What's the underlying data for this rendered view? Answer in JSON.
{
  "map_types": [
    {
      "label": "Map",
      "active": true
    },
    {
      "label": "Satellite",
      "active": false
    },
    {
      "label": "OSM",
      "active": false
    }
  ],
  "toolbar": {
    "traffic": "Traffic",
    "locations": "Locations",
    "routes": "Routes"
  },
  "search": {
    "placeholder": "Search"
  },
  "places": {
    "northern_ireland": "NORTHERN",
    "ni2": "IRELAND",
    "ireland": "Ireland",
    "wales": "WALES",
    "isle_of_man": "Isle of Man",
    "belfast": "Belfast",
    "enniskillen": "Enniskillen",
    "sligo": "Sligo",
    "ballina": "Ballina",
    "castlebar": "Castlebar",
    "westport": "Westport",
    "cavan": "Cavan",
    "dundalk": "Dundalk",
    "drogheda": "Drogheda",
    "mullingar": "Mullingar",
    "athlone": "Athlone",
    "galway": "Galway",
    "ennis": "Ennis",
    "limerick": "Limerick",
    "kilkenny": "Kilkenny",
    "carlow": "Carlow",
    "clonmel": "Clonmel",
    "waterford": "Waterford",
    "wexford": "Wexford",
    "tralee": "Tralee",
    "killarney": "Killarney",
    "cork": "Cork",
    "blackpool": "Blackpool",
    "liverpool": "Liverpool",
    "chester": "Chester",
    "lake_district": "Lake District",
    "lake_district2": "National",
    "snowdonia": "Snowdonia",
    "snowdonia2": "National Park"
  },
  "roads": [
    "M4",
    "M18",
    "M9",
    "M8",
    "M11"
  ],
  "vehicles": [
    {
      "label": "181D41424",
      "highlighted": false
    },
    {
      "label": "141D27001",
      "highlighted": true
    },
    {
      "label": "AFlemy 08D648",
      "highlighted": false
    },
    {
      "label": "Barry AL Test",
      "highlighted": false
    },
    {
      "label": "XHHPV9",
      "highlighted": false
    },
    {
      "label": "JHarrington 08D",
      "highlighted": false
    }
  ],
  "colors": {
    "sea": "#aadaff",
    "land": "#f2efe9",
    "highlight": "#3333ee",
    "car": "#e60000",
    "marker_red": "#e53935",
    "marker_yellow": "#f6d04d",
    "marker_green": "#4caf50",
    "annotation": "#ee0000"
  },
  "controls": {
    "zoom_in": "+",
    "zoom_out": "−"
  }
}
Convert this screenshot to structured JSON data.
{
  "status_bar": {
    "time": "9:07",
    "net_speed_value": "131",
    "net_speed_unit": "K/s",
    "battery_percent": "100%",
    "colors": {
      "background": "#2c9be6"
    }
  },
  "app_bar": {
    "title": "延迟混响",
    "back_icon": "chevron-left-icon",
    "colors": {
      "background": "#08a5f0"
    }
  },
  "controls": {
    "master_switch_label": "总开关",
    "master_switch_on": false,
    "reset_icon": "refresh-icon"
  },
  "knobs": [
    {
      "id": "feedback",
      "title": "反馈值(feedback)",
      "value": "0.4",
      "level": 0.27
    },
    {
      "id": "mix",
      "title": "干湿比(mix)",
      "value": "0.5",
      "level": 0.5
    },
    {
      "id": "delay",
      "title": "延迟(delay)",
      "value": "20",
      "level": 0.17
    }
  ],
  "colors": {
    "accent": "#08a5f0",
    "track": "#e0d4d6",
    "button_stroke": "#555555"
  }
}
_ _ _ _ _ _ _
— Task to complete —
Retype the listing exactly, in full.

— Complete response —
What's the underlying data for this rendered view? Answer in JSON.
{
  "map_types": [
    {
      "label": "Map",
      "active": true
    },
    {
      "label": "Satellite",
      "active": false
    },
    {
      "label": "OSM",
      "active": false
    }
  ],
  "toolbar": {
    "traffic": "Traffic",
    "locations": "Locations",
    "routes": "Routes"
  },
  "search": {
    "placeholder": "Search"
  },
  "places": {
    "northern_ireland": "NORTHERN",
    "ni2": "IRELAND",
    "ireland": "Ireland",
    "wales": "WALES",
    "isle_of_man": "Isle of Man",
    "belfast": "Belfast",
    "enniskillen": "Enniskillen",
    "sligo": "Sligo",
    "ballina": "Ballina",
    "castlebar": "Castlebar",
    "westport": "Westport",
    "cavan": "Cavan",
    "dundalk": "Dundalk",
    "drogheda": "Drogheda",
    "mullingar": "Mullingar",
    "athlone": "Athlone",
    "galway": "Galway",
    "ennis": "Ennis",
    "limerick": "Limerick",
    "kilkenny": "Kilkenny",
    "carlow": "Carlow",
    "clonmel": "Clonmel",
    "waterford": "Waterford",
    "wexford": "Wexford",
    "tralee": "Tralee",
    "killarney": "Killarney",
    "cork": "Cork",
    "blackpool": "Blackpool",
    "liverpool": "Liverpool",
    "chester": "Chester",
    "lake_district": "Lake District",
    "lake_district2": "National",
    "snowdonia": "Snowdonia",
    "snowdonia2": "National Park"
  },
  "roads": [
    "M4",
    "M18",
    "M9",
    "M8",
    "M11"
  ],
  "vehicles": [
    {
      "label": "181D41424",
      "highlighted": false
    },
    {
      "label": "141D27001",
      "highlighted": true
    },
    {
      "label": "AFlemy 08D648",
      "highlighted": false
    },
    {
      "label": "Barry AL Test",
      "highlighted": false
    },
    {
      "label": "XHHPV9",
      "highlighted": false
    },
    {
      "label": "JHarrington 08D",
      "highlighted": false
    }
  ],
  "colors": {
    "sea": "#aadaff",
    "land": "#f2efe9",
    "highlight": "#3333ee",
    "car": "#e60000",
    "marker_red": "#e53935",
    "marker_yellow": "#f6d04d",
    "marker_green": "#4caf50",
    "annotation": "#ee0000"
  },
  "controls": {
    "zoom_in": "+",
    "zoom_out": "−"
  }
}
Convert this screenshot to structured JSON data.
{
  "status_bar": {
    "time": "9:07",
    "net_speed_value": "131",
    "net_speed_unit": "K/s",
    "battery_percent": "100%",
    "colors": {
      "background": "#2c9be6"
    }
  },
  "app_bar": {
    "title": "延迟混响",
    "back_icon": "chevron-left-icon",
    "colors": {
      "background": "#08a5f0"
    }
  },
  "controls": {
    "master_switch_label": "总开关",
    "master_switch_on": false,
    "reset_icon": "refresh-icon"
  },
  "knobs": [
    {
      "id": "feedback",
      "title": "反馈值(feedback)",
      "value": "0.4",
      "level": 0.27
    },
    {
      "id": "mix",
      "title": "干湿比(mix)",
      "value": "0.5",
      "level": 0.5
    },
    {
      "id": "delay",
      "title": "延迟(delay)",
      "value": "20",
      "level": 0.17
    }
  ],
  "colors": {
    "accent": "#08a5f0",
    "track": "#e0d4d6",
    "button_stroke": "#555555"
  }
}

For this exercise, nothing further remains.